[Collected data entries]
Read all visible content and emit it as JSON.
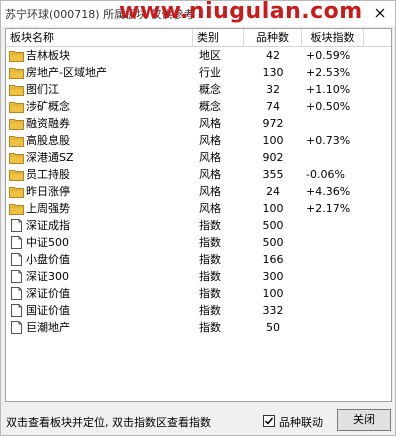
{
  "window": {
    "title": "苏宁环球(000718)  所属板块 仅供参考",
    "watermark": "www.niugulan.com"
  },
  "columns": {
    "name": "板块名称",
    "type": "类别",
    "count": "品种数",
    "index": "板块指数"
  },
  "rows": [
    {
      "icon": "folder-icon",
      "name": "吉林板块",
      "type": "地区",
      "count": "42",
      "change": "+0.59%"
    },
    {
      "icon": "folder-icon",
      "name": "房地产-区域地产",
      "type": "行业",
      "count": "130",
      "change": "+2.53%"
    },
    {
      "icon": "folder-icon",
      "name": "图们江",
      "type": "概念",
      "count": "32",
      "change": "+1.10%"
    },
    {
      "icon": "folder-icon",
      "name": "涉矿概念",
      "type": "概念",
      "count": "74",
      "change": "+0.50%"
    },
    {
      "icon": "folder-icon",
      "name": "融资融券",
      "type": "风格",
      "count": "972",
      "change": ""
    },
    {
      "icon": "folder-icon",
      "name": "高股息股",
      "type": "风格",
      "count": "100",
      "change": "+0.73%"
    },
    {
      "icon": "folder-icon",
      "name": "深港通SZ",
      "type": "风格",
      "count": "902",
      "change": ""
    },
    {
      "icon": "folder-icon",
      "name": "员工持股",
      "type": "风格",
      "count": "355",
      "change": "-0.06%"
    },
    {
      "icon": "folder-icon",
      "name": "昨日涨停",
      "type": "风格",
      "count": "24",
      "change": "+4.36%"
    },
    {
      "icon": "folder-icon",
      "name": "上周强势",
      "type": "风格",
      "count": "100",
      "change": "+2.17%"
    },
    {
      "icon": "document-icon",
      "name": "深证成指",
      "type": "指数",
      "count": "500",
      "change": ""
    },
    {
      "icon": "document-icon",
      "name": "中证500",
      "type": "指数",
      "count": "500",
      "change": ""
    },
    {
      "icon": "document-icon",
      "name": "小盘价值",
      "type": "指数",
      "count": "166",
      "change": ""
    },
    {
      "icon": "document-icon",
      "name": "深证300",
      "type": "指数",
      "count": "300",
      "change": ""
    },
    {
      "icon": "document-icon",
      "name": "深证价值",
      "type": "指数",
      "count": "100",
      "change": ""
    },
    {
      "icon": "document-icon",
      "name": "国证价值",
      "type": "指数",
      "count": "332",
      "change": ""
    },
    {
      "icon": "document-icon",
      "name": "巨潮地产",
      "type": "指数",
      "count": "50",
      "change": ""
    }
  ],
  "status": {
    "hint": "双击查看板块并定位, 双击指数区查看指数",
    "checkbox_label": "品种联动",
    "checkbox_checked": true,
    "close_label": "关闭"
  },
  "colors": {
    "folder": "#f0c040",
    "watermark": "#cc1a1a"
  }
}
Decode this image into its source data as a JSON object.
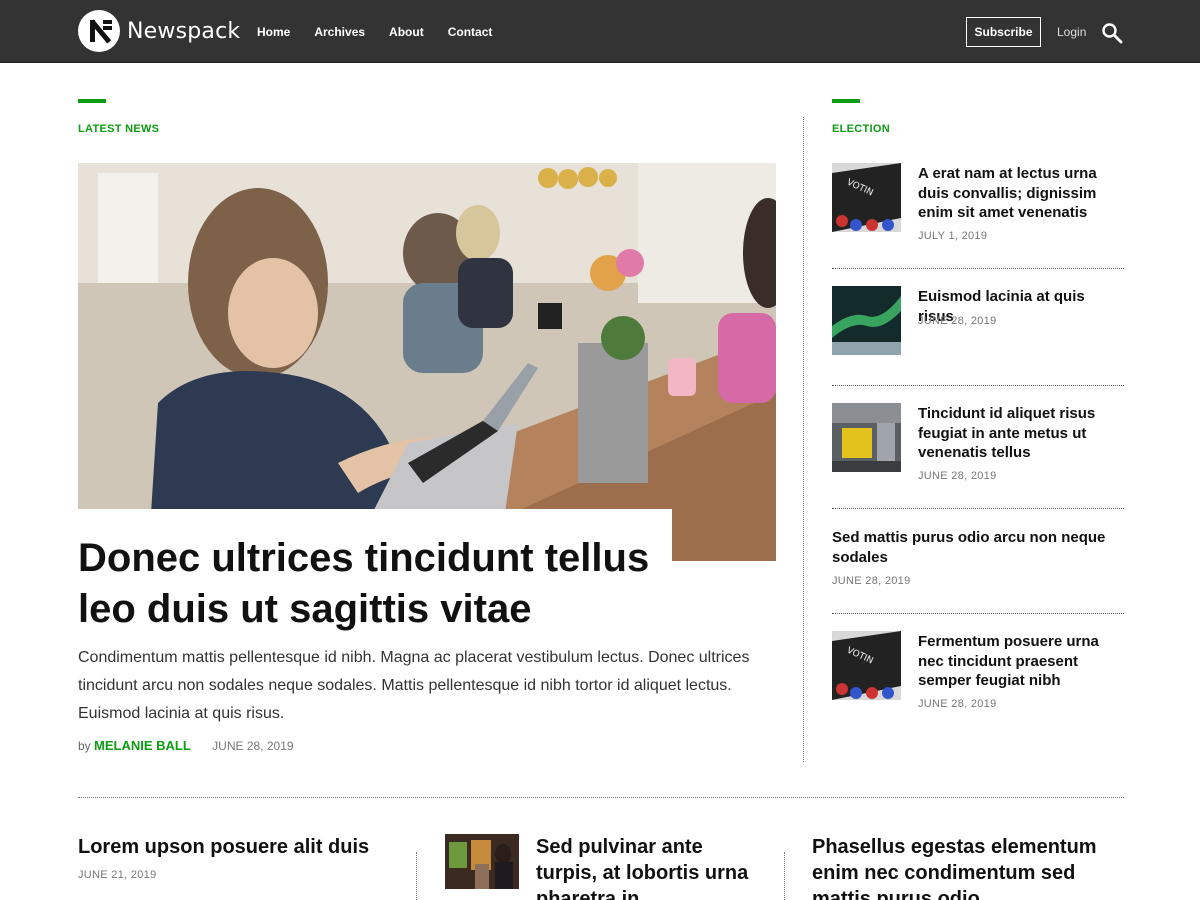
{
  "header": {
    "site_name": "Newspack",
    "nav": [
      "Home",
      "Archives",
      "About",
      "Contact"
    ],
    "subscribe_label": "Subscribe",
    "login_label": "Login"
  },
  "latest": {
    "section_label": "LATEST NEWS",
    "title": "Donec ultrices tincidunt tellus leo duis ut sagittis vitae",
    "excerpt": "Condimentum mattis pellentesque id nibh. Magna ac placerat vestibulum lectus. Donec ultrices tincidunt arcu non sodales neque sodales. Mattis pellentesque id nibh tortor id aliquet lectus. Euismod lacinia at quis risus.",
    "by": "by",
    "author": "MELANIE BALL",
    "date": "JUNE 28, 2019"
  },
  "sidebar": {
    "section_label": "ELECTION",
    "items": [
      {
        "title": "A erat nam at lectus urna duis convallis; dignissim enim sit amet venenatis",
        "date": "JULY 1, 2019"
      },
      {
        "title": "Euismod lacinia at quis risus",
        "date": "JUNE 28, 2019"
      },
      {
        "title": "Tincidunt id aliquet risus feugiat in ante metus ut venenatis tellus",
        "date": "JUNE 28, 2019"
      },
      {
        "title": "Sed mattis purus odio arcu non neque sodales",
        "date": "JUNE 28, 2019"
      },
      {
        "title": "Fermentum posuere urna nec tincidunt praesent semper feugiat nibh",
        "date": "JUNE 28, 2019"
      }
    ]
  },
  "bottom": [
    {
      "title": "Lorem upson posuere alit duis",
      "date": "JUNE 21, 2019"
    },
    {
      "title": "Sed pulvinar ante turpis, at lobortis urna pharetra in",
      "date": ""
    },
    {
      "title": "Phasellus egestas elementum enim nec condimentum sed mattis purus odio",
      "date": ""
    }
  ],
  "colors": {
    "accent": "#0e9c13",
    "header_bg": "#333333"
  }
}
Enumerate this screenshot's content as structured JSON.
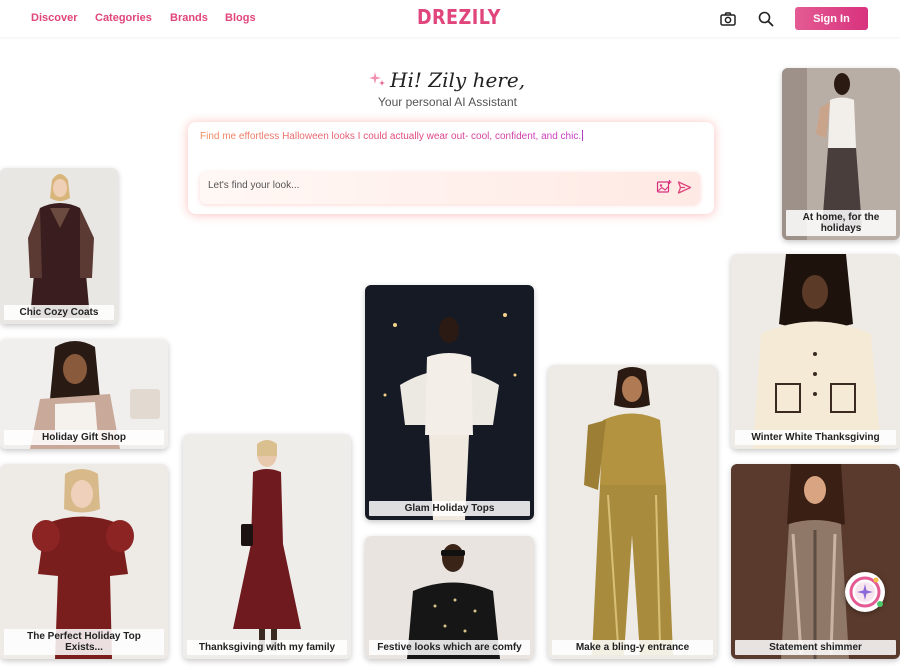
{
  "nav": {
    "links": [
      "Discover",
      "Categories",
      "Brands",
      "Blogs"
    ],
    "logo": "DREZILY",
    "camera_icon": "camera-icon",
    "search_icon": "search-icon",
    "signin_label": "Sign In"
  },
  "assistant": {
    "title": "Hi! Zily here,",
    "subtitle": "Your personal AI Assistant",
    "prompt_text": "Find me effortless Halloween looks I could actually wear out- cool, confident, and chic.",
    "input_placeholder": "Let's find your look...",
    "image_upload_icon": "image-upload-icon",
    "send_icon": "send-icon"
  },
  "cards": {
    "coats": "Chic Cozy Coats",
    "gift": "Holiday Gift Shop",
    "top_exists": "The Perfect Holiday Top Exists...",
    "thanksgiving": "Thanksgiving with my family",
    "glam": "Glam Holiday Tops",
    "festive": "Festive looks which are comfy",
    "bling": "Make a bling-y entrance",
    "home": "At home, for the holidays",
    "winter": "Winter White Thanksgiving",
    "shimmer": "Statement shimmer"
  },
  "colors": {
    "brand": "#e0457b",
    "signin_gradient": [
      "#e45b93",
      "#d8327e"
    ]
  }
}
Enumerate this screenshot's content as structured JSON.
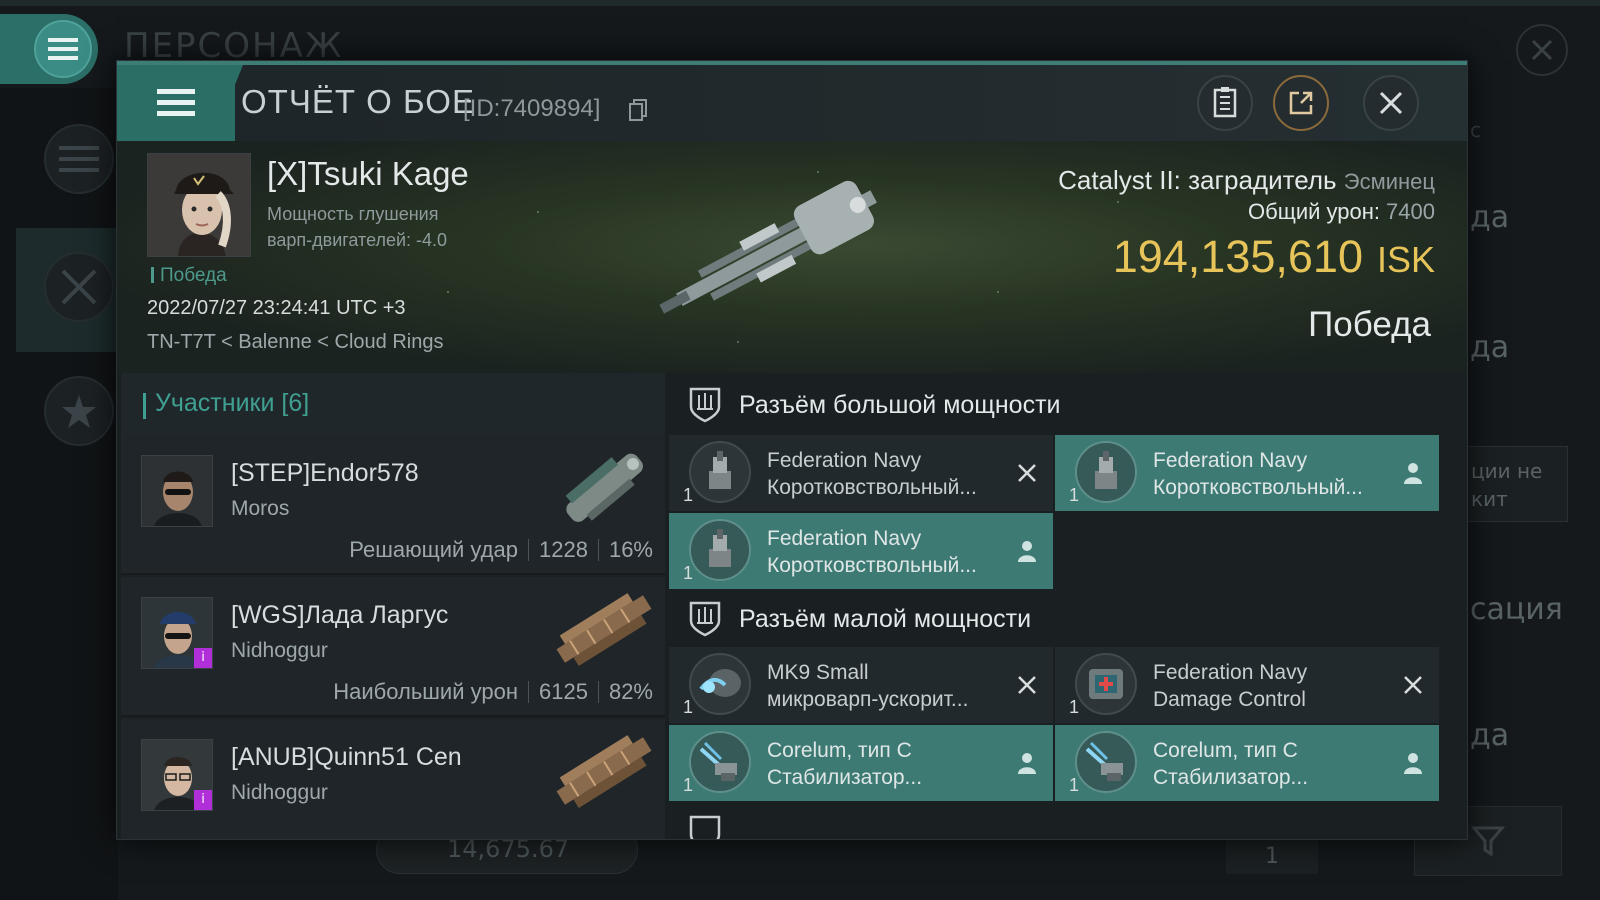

Exercise description: Omit every picture, and otherwise quote the entries exactly.

Result of this exercise:
Read all visible content and emit it as JSON.
{
  "window": {
    "title": "苏宁环球(000718)  所属板块 仅供参考",
    "watermark": "www.niugulan.com"
  },
  "columns": {
    "name": "板块名称",
    "type": "类别",
    "count": "品种数",
    "index": "板块指数"
  },
  "rows": [
    {
      "icon": "folder-icon",
      "name": "吉林板块",
      "type": "地区",
      "count": "42",
      "change": "+0.59%"
    },
    {
      "icon": "folder-icon",
      "name": "房地产-区域地产",
      "type": "行业",
      "count": "130",
      "change": "+2.53%"
    },
    {
      "icon": "folder-icon",
      "name": "图们江",
      "type": "概念",
      "count": "32",
      "change": "+1.10%"
    },
    {
      "icon": "folder-icon",
      "name": "涉矿概念",
      "type": "概念",
      "count": "74",
      "change": "+0.50%"
    },
    {
      "icon": "folder-icon",
      "name": "融资融券",
      "type": "风格",
      "count": "972",
      "change": ""
    },
    {
      "icon": "folder-icon",
      "name": "高股息股",
      "type": "风格",
      "count": "100",
      "change": "+0.73%"
    },
    {
      "icon": "folder-icon",
      "name": "深港通SZ",
      "type": "风格",
      "count": "902",
      "change": ""
    },
    {
      "icon": "folder-icon",
      "name": "员工持股",
      "type": "风格",
      "count": "355",
      "change": "-0.06%"
    },
    {
      "icon": "folder-icon",
      "name": "昨日涨停",
      "type": "风格",
      "count": "24",
      "change": "+4.36%"
    },
    {
      "icon": "folder-icon",
      "name": "上周强势",
      "type": "风格",
      "count": "100",
      "change": "+2.17%"
    },
    {
      "icon": "document-icon",
      "name": "深证成指",
      "type": "指数",
      "count": "500",
      "change": ""
    },
    {
      "icon": "document-icon",
      "name": "中证500",
      "type": "指数",
      "count": "500",
      "change": ""
    },
    {
      "icon": "document-icon",
      "name": "小盘价值",
      "type": "指数",
      "count": "166",
      "change": ""
    },
    {
      "icon": "document-icon",
      "name": "深证300",
      "type": "指数",
      "count": "300",
      "change": ""
    },
    {
      "icon": "document-icon",
      "name": "深证价值",
      "type": "指数",
      "count": "100",
      "change": ""
    },
    {
      "icon": "document-icon",
      "name": "国证价值",
      "type": "指数",
      "count": "332",
      "change": ""
    },
    {
      "icon": "document-icon",
      "name": "巨潮地产",
      "type": "指数",
      "count": "50",
      "change": ""
    }
  ],
  "status": {
    "hint": "双击查看板块并定位, 双击指数区查看指数",
    "checkbox_label": "品种联动",
    "checkbox_checked": true,
    "close_label": "关闭"
  },
  "colors": {
    "folder": "#f0c040",
    "watermark": "#cc1a1a"
  }
}
Decode this image into its source data as a JSON object.
{
  "header": {
    "site_name": "Newspack",
    "nav": [
      "Home",
      "Archives",
      "About",
      "Contact"
    ],
    "subscribe_label": "Subscribe",
    "login_label": "Login"
  },
  "latest": {
    "section_label": "LATEST NEWS",
    "title": "Donec ultrices tincidunt tellus leo duis ut sagittis vitae",
    "excerpt": "Condimentum mattis pellentesque id nibh. Magna ac placerat vestibulum lectus. Donec ultrices tincidunt arcu non sodales neque sodales. Mattis pellentesque id nibh tortor id aliquet lectus. Euismod lacinia at quis risus.",
    "by": "by",
    "author": "MELANIE BALL",
    "date": "JUNE 28, 2019"
  },
  "sidebar": {
    "section_label": "ELECTION",
    "items": [
      {
        "title": "A erat nam at lectus urna duis convallis; dignissim enim sit amet venenatis",
        "date": "JULY 1, 2019"
      },
      {
        "title": "Euismod lacinia at quis risus",
        "date": "JUNE 28, 2019"
      },
      {
        "title": "Tincidunt id aliquet risus feugiat in ante metus ut venenatis tellus",
        "date": "JUNE 28, 2019"
      },
      {
        "title": "Sed mattis purus odio arcu non neque sodales",
        "date": "JUNE 28, 2019"
      },
      {
        "title": "Fermentum posuere urna nec tincidunt praesent semper feugiat nibh",
        "date": "JUNE 28, 2019"
      }
    ]
  },
  "bottom": [
    {
      "title": "Lorem upson posuere alit duis",
      "date": "JUNE 21, 2019"
    },
    {
      "title": "Sed pulvinar ante turpis, at lobortis urna pharetra in",
      "date": ""
    },
    {
      "title": "Phasellus egestas elementum enim nec condimentum sed mattis purus odio",
      "date": ""
    }
  ],
  "colors": {
    "accent": "#0e9c13",
    "header_bg": "#333333"
  }
}
Enumerate this screenshot's content as structured JSON.
{
  "nav": {
    "links": [
      "Discover",
      "Categories",
      "Brands",
      "Blogs"
    ],
    "logo": "DREZILY",
    "camera_icon": "camera-icon",
    "search_icon": "search-icon",
    "signin_label": "Sign In"
  },
  "assistant": {
    "title": "Hi! Zily here,",
    "subtitle": "Your personal AI Assistant",
    "prompt_text": "Find me effortless Halloween looks I could actually wear out- cool, confident, and chic.",
    "input_placeholder": "Let's find your look...",
    "image_upload_icon": "image-upload-icon",
    "send_icon": "send-icon"
  },
  "cards": {
    "coats": "Chic Cozy Coats",
    "gift": "Holiday Gift Shop",
    "top_exists": "The Perfect Holiday Top Exists...",
    "thanksgiving": "Thanksgiving with my family",
    "glam": "Glam Holiday Tops",
    "festive": "Festive looks which are comfy",
    "bling": "Make a bling-y entrance",
    "home": "At home, for the holidays",
    "winter": "Winter White Thanksgiving",
    "shimmer": "Statement shimmer"
  },
  "colors": {
    "brand": "#e0457b",
    "signin_gradient": [
      "#e45b93",
      "#d8327e"
    ]
  }
}
Enumerate this screenshot's content as structured JSON.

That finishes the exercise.